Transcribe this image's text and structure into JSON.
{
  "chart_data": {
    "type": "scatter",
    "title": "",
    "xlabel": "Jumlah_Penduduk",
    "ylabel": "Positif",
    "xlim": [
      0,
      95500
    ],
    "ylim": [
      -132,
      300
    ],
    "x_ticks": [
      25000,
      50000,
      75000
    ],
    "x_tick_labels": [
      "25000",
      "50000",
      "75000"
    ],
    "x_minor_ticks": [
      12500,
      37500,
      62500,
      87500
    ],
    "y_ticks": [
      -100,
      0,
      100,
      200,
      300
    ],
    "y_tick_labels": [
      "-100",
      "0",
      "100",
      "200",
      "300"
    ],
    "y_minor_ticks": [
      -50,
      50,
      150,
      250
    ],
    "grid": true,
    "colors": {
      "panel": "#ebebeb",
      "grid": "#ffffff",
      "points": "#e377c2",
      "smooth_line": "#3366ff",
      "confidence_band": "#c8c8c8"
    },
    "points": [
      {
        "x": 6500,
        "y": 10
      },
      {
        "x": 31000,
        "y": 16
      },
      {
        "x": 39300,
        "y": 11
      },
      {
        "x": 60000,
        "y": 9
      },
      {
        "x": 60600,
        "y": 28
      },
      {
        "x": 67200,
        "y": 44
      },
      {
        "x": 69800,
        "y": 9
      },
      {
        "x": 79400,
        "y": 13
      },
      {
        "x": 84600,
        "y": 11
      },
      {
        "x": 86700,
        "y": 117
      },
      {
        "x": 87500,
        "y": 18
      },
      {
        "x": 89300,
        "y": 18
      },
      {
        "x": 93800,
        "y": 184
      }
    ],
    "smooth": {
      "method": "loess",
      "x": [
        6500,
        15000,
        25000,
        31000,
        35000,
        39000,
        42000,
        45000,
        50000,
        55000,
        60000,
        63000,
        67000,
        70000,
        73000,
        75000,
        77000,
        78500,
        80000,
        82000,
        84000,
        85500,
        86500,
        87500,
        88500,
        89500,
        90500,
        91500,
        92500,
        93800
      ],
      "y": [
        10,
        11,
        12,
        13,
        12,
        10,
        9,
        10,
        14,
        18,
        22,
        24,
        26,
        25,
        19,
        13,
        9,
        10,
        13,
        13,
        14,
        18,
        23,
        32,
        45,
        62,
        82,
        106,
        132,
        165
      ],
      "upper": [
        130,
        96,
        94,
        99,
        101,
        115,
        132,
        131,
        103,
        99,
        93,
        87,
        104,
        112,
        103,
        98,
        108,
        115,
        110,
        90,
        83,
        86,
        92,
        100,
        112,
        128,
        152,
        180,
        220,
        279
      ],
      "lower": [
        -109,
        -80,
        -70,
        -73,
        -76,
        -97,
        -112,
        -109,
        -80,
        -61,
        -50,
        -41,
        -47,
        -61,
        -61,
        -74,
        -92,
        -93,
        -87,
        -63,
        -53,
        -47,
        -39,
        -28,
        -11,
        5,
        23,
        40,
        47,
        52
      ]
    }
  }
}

REQUIREMENTS
Extract the whole listing, character for character.

EXERCISE OUTPUT
Transcribe this image's text and structure into JSON.
{
  "chart_data": {
    "type": "scatter",
    "title": "",
    "xlabel": "Jumlah_Penduduk",
    "ylabel": "Positif",
    "xlim": [
      0,
      95500
    ],
    "ylim": [
      -132,
      300
    ],
    "x_ticks": [
      25000,
      50000,
      75000
    ],
    "x_tick_labels": [
      "25000",
      "50000",
      "75000"
    ],
    "x_minor_ticks": [
      12500,
      37500,
      62500,
      87500
    ],
    "y_ticks": [
      -100,
      0,
      100,
      200,
      300
    ],
    "y_tick_labels": [
      "-100",
      "0",
      "100",
      "200",
      "300"
    ],
    "y_minor_ticks": [
      -50,
      50,
      150,
      250
    ],
    "grid": true,
    "colors": {
      "panel": "#ebebeb",
      "grid": "#ffffff",
      "points": "#e377c2",
      "smooth_line": "#3366ff",
      "confidence_band": "#c8c8c8"
    },
    "points": [
      {
        "x": 6500,
        "y": 10
      },
      {
        "x": 31000,
        "y": 16
      },
      {
        "x": 39300,
        "y": 11
      },
      {
        "x": 60000,
        "y": 9
      },
      {
        "x": 60600,
        "y": 28
      },
      {
        "x": 67200,
        "y": 44
      },
      {
        "x": 69800,
        "y": 9
      },
      {
        "x": 79400,
        "y": 13
      },
      {
        "x": 84600,
        "y": 11
      },
      {
        "x": 86700,
        "y": 117
      },
      {
        "x": 87500,
        "y": 18
      },
      {
        "x": 89300,
        "y": 18
      },
      {
        "x": 93800,
        "y": 184
      }
    ],
    "smooth": {
      "method": "loess",
      "x": [
        6500,
        15000,
        25000,
        31000,
        35000,
        39000,
        42000,
        45000,
        50000,
        55000,
        60000,
        63000,
        67000,
        70000,
        73000,
        75000,
        77000,
        78500,
        80000,
        82000,
        84000,
        85500,
        86500,
        87500,
        88500,
        89500,
        90500,
        91500,
        92500,
        93800
      ],
      "y": [
        10,
        11,
        12,
        13,
        12,
        10,
        9,
        10,
        14,
        18,
        22,
        24,
        26,
        25,
        19,
        13,
        9,
        10,
        13,
        13,
        14,
        18,
        23,
        32,
        45,
        62,
        82,
        106,
        132,
        165
      ],
      "upper": [
        130,
        96,
        94,
        99,
        101,
        115,
        132,
        131,
        103,
        99,
        93,
        87,
        104,
        112,
        103,
        98,
        108,
        115,
        110,
        90,
        83,
        86,
        92,
        100,
        112,
        128,
        152,
        180,
        220,
        279
      ],
      "lower": [
        -109,
        -80,
        -70,
        -73,
        -76,
        -97,
        -112,
        -109,
        -80,
        -61,
        -50,
        -41,
        -47,
        -61,
        -61,
        -74,
        -92,
        -93,
        -87,
        -63,
        -53,
        -47,
        -39,
        -28,
        -11,
        5,
        23,
        40,
        47,
        52
      ]
    }
  }
}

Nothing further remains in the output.